(Stored records)
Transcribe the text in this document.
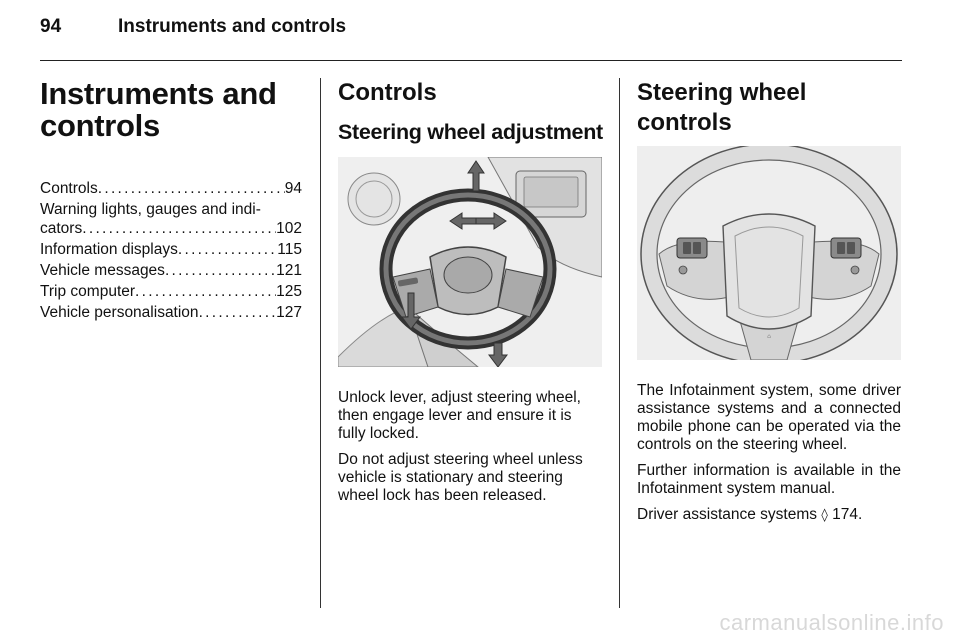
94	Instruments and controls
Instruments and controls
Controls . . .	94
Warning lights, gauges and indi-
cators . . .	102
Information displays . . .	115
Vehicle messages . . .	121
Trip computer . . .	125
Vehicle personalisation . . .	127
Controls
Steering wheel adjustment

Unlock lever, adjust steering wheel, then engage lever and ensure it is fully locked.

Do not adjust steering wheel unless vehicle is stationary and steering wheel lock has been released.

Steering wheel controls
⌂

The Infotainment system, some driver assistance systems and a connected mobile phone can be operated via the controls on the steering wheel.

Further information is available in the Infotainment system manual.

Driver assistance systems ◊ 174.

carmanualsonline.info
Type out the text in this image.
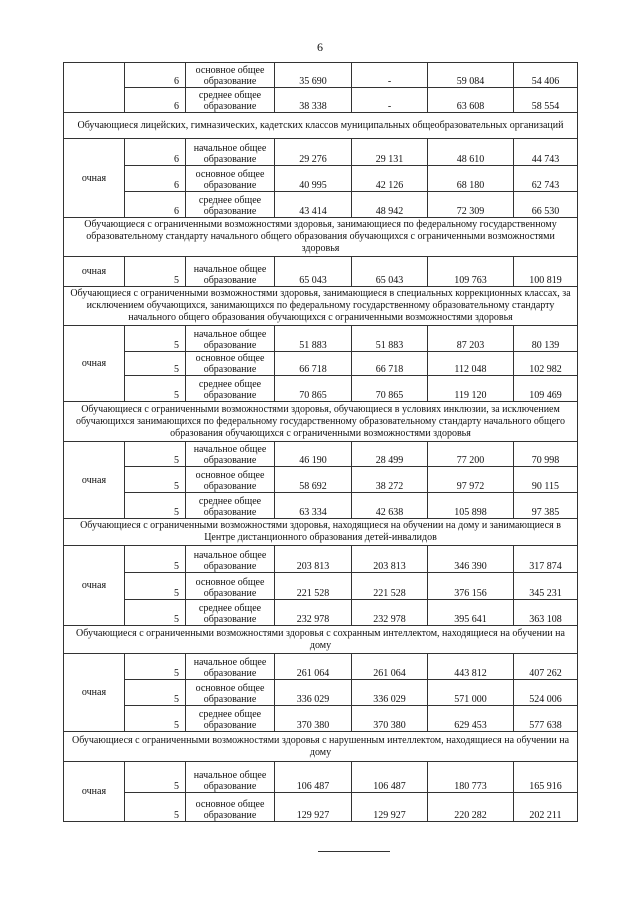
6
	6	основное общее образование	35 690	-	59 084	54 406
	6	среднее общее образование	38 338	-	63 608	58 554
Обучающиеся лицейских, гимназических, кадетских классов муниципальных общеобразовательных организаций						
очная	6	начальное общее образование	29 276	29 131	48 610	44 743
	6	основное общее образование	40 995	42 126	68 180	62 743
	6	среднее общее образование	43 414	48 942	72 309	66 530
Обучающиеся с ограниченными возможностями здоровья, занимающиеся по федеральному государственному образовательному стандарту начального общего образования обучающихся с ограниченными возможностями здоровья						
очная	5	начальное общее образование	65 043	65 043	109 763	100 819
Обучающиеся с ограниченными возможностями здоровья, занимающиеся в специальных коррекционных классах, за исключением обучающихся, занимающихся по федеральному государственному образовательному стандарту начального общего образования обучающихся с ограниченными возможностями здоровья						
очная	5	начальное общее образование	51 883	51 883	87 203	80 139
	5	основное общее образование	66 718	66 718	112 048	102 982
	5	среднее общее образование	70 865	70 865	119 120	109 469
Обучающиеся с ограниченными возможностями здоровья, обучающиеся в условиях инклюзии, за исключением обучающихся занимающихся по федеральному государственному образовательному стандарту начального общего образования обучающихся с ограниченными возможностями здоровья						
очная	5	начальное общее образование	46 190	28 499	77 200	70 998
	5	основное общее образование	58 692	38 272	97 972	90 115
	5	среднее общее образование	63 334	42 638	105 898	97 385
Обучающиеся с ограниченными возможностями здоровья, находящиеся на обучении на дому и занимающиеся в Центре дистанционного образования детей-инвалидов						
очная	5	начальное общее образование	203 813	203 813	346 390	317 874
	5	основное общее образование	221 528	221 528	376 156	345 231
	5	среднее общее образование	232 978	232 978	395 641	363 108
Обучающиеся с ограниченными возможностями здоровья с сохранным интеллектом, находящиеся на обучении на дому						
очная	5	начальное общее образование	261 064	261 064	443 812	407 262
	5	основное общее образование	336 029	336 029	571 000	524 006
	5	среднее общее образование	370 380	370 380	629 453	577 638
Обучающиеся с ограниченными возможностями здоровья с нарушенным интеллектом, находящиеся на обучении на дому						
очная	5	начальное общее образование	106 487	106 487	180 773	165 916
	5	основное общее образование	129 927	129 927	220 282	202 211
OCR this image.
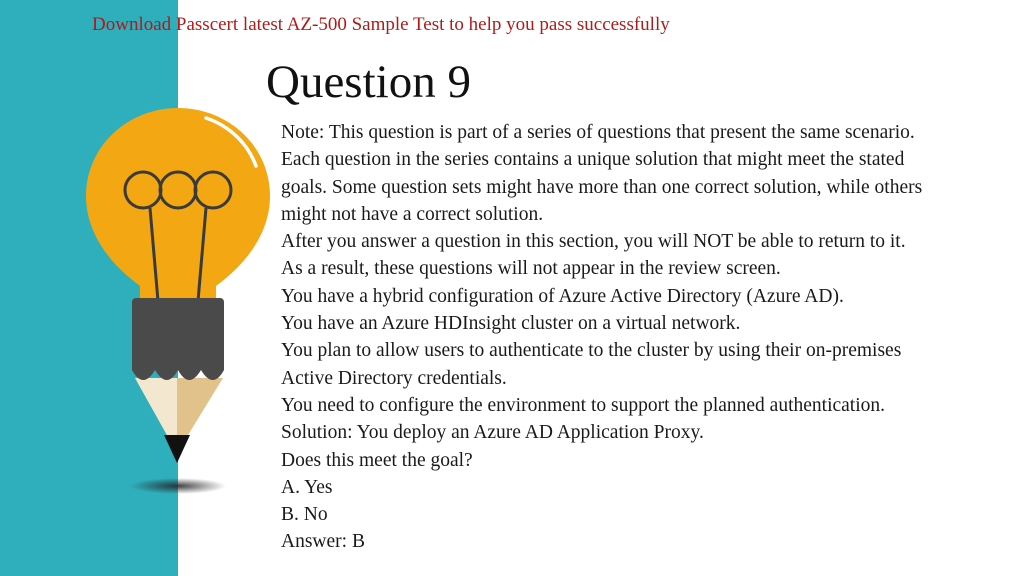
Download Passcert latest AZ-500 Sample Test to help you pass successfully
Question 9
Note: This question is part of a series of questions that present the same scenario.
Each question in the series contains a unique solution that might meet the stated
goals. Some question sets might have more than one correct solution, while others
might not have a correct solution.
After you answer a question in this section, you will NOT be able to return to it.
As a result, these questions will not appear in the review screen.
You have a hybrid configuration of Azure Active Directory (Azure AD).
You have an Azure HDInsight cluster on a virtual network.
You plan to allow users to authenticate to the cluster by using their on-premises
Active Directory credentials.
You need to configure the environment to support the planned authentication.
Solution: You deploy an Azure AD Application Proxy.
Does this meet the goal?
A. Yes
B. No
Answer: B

### TASK PROMPT
Show the lines of the material that contain the word "дому".

### PROBLEM SOLUTION
Обучающиеся с ограниченными возможностями здоровья, находящиеся на обучении на дому и занимающиеся в Центре дистанционного образования детей-инвалидов						
Обучающиеся с ограниченными возможностями здоровья с сохранным интеллектом, находящиеся на обучении на дому						
Обучающиеся с ограниченными возможностями здоровья с нарушенным интеллектом, находящиеся на обучении на дому						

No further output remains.